[Stored records]
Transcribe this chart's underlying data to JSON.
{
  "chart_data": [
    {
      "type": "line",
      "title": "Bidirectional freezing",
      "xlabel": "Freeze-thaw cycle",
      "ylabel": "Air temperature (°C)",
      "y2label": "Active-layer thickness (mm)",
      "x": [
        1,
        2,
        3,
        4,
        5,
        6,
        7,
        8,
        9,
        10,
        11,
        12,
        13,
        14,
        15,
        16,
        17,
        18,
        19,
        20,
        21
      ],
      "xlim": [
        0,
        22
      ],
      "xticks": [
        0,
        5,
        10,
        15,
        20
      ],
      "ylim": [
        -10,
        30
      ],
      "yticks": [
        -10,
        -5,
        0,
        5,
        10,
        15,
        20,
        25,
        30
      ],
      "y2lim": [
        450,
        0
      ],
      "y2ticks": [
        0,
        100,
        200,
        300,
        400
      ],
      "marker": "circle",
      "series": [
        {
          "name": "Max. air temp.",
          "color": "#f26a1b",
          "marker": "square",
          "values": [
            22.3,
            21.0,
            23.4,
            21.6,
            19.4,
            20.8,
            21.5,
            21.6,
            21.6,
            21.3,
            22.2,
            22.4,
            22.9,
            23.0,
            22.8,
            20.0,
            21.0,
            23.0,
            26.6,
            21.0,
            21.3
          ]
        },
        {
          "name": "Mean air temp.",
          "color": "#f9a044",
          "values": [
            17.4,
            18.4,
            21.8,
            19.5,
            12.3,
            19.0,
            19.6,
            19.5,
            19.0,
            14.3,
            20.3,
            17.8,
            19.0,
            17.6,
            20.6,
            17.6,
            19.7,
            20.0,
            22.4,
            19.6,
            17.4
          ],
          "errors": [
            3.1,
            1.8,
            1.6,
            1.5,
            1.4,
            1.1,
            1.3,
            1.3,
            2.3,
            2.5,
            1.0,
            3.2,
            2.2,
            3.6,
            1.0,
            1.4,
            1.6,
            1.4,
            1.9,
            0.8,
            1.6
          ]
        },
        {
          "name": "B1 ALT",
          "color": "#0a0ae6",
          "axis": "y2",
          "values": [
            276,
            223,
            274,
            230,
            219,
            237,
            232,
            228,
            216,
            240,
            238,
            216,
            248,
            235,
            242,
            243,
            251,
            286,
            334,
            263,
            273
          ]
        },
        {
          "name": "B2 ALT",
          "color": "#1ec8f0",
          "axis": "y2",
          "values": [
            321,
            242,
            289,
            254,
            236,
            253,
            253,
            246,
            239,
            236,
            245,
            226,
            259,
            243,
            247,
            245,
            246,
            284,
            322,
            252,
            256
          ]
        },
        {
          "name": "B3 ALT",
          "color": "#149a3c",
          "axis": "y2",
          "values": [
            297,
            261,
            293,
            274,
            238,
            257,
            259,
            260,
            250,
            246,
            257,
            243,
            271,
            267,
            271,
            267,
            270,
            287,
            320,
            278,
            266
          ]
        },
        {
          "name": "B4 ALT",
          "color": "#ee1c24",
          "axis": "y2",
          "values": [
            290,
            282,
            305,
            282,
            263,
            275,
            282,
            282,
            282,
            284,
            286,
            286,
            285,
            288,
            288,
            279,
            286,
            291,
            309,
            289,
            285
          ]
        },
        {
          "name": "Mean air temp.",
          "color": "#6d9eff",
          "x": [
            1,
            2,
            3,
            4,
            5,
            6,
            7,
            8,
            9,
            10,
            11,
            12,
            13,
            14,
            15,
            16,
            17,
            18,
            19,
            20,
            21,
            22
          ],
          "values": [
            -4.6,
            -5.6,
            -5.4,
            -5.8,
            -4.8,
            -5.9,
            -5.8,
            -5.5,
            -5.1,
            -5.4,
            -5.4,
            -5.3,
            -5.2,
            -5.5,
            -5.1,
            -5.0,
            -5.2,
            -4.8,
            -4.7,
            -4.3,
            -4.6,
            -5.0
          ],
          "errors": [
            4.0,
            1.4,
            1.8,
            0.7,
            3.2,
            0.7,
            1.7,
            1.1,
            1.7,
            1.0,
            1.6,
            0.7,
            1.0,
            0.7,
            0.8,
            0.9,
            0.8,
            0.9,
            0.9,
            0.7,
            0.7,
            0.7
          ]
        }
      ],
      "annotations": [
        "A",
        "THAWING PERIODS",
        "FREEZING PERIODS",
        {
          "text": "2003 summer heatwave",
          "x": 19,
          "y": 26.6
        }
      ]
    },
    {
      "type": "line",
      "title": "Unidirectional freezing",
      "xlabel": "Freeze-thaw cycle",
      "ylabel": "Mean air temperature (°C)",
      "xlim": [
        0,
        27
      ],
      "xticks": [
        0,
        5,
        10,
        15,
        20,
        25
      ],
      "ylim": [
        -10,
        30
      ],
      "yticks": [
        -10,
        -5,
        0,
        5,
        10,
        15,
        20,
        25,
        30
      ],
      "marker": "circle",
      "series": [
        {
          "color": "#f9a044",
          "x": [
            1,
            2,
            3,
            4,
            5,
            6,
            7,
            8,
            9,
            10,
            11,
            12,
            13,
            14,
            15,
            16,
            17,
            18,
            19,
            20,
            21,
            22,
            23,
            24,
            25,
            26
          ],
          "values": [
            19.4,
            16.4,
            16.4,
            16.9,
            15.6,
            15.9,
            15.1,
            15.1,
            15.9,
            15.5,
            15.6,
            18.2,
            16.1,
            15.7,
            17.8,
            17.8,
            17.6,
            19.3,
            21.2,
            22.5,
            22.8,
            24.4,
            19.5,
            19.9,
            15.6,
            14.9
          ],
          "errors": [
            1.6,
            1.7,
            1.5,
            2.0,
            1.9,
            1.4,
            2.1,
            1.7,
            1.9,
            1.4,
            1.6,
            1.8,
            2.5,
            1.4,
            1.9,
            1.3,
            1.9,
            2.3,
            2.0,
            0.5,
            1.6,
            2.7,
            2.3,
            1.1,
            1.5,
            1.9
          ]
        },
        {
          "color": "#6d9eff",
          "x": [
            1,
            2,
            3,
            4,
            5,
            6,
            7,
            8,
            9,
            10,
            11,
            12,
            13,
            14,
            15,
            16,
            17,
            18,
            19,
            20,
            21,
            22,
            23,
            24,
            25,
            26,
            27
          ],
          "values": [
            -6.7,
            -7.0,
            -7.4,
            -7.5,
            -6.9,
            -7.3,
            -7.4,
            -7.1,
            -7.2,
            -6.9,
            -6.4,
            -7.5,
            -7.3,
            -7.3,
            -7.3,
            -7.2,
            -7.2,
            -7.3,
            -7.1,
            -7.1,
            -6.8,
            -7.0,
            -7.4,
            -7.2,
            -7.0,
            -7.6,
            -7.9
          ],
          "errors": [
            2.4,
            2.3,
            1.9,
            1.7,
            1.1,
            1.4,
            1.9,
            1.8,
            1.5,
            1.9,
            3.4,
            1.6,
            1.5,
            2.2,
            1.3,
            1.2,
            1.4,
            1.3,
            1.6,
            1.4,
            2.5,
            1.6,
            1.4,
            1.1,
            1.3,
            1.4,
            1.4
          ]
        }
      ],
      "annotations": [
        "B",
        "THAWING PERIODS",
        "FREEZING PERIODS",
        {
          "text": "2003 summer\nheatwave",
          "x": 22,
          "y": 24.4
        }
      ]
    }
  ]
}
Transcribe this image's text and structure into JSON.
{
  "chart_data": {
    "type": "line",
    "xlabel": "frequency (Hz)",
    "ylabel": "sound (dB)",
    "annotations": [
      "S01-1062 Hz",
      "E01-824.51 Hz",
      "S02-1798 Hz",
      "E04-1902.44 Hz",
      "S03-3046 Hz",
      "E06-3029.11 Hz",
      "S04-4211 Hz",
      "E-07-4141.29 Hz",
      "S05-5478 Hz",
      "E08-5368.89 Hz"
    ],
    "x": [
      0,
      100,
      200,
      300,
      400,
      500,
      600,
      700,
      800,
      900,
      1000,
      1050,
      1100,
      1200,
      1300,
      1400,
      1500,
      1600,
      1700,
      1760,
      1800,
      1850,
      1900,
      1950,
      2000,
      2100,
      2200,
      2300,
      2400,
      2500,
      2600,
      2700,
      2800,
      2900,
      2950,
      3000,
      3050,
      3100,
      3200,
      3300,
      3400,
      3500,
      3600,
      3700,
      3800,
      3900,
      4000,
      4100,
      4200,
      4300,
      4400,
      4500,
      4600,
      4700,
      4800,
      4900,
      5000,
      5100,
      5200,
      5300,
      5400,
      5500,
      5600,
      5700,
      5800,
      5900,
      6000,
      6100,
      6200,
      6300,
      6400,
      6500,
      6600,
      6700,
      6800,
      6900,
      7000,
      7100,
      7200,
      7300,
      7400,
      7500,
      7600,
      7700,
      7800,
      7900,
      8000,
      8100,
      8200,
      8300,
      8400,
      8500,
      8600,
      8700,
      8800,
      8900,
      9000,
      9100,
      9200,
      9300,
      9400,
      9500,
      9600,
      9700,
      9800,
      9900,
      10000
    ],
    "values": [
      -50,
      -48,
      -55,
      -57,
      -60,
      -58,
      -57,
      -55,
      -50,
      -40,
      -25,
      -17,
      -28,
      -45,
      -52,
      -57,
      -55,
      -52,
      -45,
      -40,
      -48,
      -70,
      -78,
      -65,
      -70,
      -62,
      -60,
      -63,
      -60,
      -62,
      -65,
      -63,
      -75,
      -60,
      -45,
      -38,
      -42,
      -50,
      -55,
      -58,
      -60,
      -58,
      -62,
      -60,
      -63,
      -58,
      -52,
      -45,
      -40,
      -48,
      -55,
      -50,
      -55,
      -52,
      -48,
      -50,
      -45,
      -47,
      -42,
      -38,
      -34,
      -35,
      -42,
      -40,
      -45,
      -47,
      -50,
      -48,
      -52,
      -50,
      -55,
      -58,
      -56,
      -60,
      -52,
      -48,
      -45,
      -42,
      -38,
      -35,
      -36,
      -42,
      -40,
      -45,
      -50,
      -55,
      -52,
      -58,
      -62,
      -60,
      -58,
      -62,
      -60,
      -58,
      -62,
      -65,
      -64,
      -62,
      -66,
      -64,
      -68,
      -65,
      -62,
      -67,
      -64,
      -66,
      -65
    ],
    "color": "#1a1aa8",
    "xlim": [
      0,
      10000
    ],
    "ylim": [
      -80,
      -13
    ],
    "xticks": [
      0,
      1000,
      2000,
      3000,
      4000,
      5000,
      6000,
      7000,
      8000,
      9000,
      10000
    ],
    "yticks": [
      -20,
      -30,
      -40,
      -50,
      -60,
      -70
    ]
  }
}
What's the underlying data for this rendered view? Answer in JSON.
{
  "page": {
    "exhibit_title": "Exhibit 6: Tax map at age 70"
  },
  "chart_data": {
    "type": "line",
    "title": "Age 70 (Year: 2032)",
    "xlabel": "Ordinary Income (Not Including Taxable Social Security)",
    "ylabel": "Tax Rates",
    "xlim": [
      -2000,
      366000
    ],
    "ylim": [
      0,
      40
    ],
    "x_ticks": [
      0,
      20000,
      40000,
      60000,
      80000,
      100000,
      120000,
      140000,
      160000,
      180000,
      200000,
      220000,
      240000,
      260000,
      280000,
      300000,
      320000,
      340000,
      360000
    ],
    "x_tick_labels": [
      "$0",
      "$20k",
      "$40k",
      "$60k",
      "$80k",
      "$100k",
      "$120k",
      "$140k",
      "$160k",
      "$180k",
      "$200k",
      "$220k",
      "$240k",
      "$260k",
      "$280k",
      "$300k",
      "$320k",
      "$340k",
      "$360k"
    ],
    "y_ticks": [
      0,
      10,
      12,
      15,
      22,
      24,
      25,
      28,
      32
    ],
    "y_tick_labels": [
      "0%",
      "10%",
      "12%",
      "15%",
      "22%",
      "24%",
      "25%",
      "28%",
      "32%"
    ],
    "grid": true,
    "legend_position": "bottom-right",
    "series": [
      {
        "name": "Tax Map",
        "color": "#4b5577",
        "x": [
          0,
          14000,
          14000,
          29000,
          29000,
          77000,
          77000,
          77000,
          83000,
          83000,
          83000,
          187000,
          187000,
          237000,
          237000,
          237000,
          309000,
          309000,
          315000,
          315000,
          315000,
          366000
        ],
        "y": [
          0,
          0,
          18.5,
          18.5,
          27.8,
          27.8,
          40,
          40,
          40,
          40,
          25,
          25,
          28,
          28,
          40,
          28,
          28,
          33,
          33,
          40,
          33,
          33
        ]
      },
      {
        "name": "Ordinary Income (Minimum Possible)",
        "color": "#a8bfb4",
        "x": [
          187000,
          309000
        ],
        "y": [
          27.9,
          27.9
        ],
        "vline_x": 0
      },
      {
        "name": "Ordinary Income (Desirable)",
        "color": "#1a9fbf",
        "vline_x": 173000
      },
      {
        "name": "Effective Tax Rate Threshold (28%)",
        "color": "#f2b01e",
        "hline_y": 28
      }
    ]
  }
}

Written instruction
Copy, from the material above, each line in which the string "Ordinary" occurs.

Answer to the exercise
    "xlabel": "Ordinary Income (Not Including Taxable Social Security)",
        "name": "Ordinary Income (Minimum Possible)",
        "name": "Ordinary Income (Desirable)",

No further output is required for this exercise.